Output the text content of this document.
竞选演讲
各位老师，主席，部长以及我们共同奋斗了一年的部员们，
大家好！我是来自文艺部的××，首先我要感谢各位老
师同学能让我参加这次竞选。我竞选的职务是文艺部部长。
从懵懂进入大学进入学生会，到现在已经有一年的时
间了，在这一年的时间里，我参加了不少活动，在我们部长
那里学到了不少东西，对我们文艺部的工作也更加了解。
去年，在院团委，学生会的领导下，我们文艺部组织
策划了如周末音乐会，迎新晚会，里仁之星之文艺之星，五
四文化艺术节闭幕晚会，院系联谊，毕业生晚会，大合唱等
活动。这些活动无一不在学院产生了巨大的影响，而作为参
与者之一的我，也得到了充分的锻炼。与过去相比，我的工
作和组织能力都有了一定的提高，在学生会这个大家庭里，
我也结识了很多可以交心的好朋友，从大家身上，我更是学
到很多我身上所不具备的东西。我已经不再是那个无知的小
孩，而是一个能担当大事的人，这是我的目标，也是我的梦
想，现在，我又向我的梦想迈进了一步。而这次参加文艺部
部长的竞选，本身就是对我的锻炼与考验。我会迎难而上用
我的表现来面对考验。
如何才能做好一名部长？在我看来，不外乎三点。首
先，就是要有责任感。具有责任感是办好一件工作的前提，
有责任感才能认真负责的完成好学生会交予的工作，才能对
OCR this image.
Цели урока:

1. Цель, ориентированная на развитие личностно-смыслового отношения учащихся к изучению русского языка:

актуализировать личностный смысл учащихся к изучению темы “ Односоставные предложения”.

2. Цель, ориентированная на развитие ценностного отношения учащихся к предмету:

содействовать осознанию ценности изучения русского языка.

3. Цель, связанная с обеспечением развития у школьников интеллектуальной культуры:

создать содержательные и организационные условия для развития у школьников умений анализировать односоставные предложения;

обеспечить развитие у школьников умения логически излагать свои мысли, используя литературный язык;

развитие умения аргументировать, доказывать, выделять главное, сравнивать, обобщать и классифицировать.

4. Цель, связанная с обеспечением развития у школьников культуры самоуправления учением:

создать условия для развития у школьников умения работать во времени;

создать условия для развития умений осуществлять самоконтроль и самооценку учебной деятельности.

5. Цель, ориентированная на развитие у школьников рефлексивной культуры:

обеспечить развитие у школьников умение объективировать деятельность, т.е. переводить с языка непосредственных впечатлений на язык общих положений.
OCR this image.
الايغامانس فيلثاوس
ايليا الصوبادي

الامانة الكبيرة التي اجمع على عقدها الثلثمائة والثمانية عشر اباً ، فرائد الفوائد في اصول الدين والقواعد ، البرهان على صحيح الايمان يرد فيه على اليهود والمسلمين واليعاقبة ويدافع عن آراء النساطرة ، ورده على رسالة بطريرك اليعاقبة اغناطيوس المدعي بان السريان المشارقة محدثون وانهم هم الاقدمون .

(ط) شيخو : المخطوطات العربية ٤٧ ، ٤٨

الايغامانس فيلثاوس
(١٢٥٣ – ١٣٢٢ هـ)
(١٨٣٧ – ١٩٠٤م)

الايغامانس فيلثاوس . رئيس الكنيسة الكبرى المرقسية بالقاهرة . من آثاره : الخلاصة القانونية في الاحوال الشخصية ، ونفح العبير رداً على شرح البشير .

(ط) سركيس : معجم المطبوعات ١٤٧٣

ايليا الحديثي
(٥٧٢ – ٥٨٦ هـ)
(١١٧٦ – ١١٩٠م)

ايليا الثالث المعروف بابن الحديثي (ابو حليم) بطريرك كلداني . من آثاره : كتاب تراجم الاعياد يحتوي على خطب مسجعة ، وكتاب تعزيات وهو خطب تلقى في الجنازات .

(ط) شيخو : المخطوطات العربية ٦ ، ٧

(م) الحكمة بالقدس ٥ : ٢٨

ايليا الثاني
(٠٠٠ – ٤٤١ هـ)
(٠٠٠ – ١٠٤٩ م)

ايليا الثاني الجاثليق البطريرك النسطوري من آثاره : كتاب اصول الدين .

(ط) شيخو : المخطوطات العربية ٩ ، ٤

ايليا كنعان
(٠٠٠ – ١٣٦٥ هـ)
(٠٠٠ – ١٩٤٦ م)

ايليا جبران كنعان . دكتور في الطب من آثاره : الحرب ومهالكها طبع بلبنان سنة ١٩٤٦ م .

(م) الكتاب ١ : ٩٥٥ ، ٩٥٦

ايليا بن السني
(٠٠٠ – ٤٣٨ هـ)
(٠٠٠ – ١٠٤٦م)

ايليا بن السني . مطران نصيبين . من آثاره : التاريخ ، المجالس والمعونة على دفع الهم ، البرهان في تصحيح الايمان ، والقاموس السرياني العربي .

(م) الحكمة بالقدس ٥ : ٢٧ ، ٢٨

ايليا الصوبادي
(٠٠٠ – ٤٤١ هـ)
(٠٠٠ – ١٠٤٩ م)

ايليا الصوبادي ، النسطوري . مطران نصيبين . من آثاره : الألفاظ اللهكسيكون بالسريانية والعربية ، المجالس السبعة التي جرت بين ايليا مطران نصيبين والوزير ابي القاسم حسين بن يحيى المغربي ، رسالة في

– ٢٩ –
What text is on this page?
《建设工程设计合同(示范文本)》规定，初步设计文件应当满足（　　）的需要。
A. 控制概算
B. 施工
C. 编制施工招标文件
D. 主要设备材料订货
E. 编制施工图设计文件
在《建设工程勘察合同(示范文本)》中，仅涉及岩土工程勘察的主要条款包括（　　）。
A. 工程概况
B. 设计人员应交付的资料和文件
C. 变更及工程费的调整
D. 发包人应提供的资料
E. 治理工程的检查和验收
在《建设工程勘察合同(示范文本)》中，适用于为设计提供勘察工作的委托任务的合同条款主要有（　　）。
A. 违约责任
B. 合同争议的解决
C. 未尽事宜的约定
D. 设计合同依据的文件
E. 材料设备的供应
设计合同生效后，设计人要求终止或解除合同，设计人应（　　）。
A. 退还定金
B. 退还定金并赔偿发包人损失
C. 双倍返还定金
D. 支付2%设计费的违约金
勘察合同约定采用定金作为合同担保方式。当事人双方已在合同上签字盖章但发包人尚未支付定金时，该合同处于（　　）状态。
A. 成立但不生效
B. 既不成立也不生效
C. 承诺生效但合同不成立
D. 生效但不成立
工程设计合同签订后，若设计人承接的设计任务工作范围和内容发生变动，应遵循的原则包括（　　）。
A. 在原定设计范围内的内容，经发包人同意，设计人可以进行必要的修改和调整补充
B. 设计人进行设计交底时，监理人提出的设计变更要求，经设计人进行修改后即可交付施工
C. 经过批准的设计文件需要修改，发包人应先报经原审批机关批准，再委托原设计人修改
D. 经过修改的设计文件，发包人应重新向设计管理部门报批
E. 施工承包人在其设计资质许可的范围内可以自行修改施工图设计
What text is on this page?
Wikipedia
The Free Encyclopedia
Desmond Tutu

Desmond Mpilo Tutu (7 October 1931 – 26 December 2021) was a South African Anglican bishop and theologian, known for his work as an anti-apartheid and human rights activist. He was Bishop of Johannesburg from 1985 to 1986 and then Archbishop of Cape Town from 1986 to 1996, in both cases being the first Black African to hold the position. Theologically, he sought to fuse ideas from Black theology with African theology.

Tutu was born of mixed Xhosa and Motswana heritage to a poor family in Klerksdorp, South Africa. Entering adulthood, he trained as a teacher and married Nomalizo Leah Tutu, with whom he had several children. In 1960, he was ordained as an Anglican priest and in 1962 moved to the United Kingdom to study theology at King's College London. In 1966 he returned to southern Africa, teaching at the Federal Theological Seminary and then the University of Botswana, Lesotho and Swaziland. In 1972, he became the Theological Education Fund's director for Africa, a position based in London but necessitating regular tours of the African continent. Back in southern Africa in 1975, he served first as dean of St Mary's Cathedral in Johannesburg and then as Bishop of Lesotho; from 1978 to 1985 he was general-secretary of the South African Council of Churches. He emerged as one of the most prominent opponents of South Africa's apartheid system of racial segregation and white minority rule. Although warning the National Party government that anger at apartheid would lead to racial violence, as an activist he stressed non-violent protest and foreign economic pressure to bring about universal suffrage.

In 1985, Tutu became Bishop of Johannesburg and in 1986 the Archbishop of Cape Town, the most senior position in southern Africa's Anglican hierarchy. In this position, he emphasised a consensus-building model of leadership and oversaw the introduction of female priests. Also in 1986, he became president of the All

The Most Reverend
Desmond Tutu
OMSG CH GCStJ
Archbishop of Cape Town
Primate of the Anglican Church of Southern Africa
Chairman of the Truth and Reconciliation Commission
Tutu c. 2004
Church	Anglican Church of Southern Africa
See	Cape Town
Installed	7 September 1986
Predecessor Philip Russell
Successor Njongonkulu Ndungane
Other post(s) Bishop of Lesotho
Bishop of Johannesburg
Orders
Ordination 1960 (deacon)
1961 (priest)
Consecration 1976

━━━━━━

- WORK INSTRUCTIONS -
Find every line that has "ориентированная" in it, then return those lines.

- SOLUTION TO THIS EXERCISE -
1. Цель, ориентированная на развитие личностно-смыслового отношения учащихся к изучению русского языка:
2. Цель, ориентированная на развитие ценностного отношения учащихся к предмету:
5. Цель, ориентированная на развитие у школьников рефлексивной культуры:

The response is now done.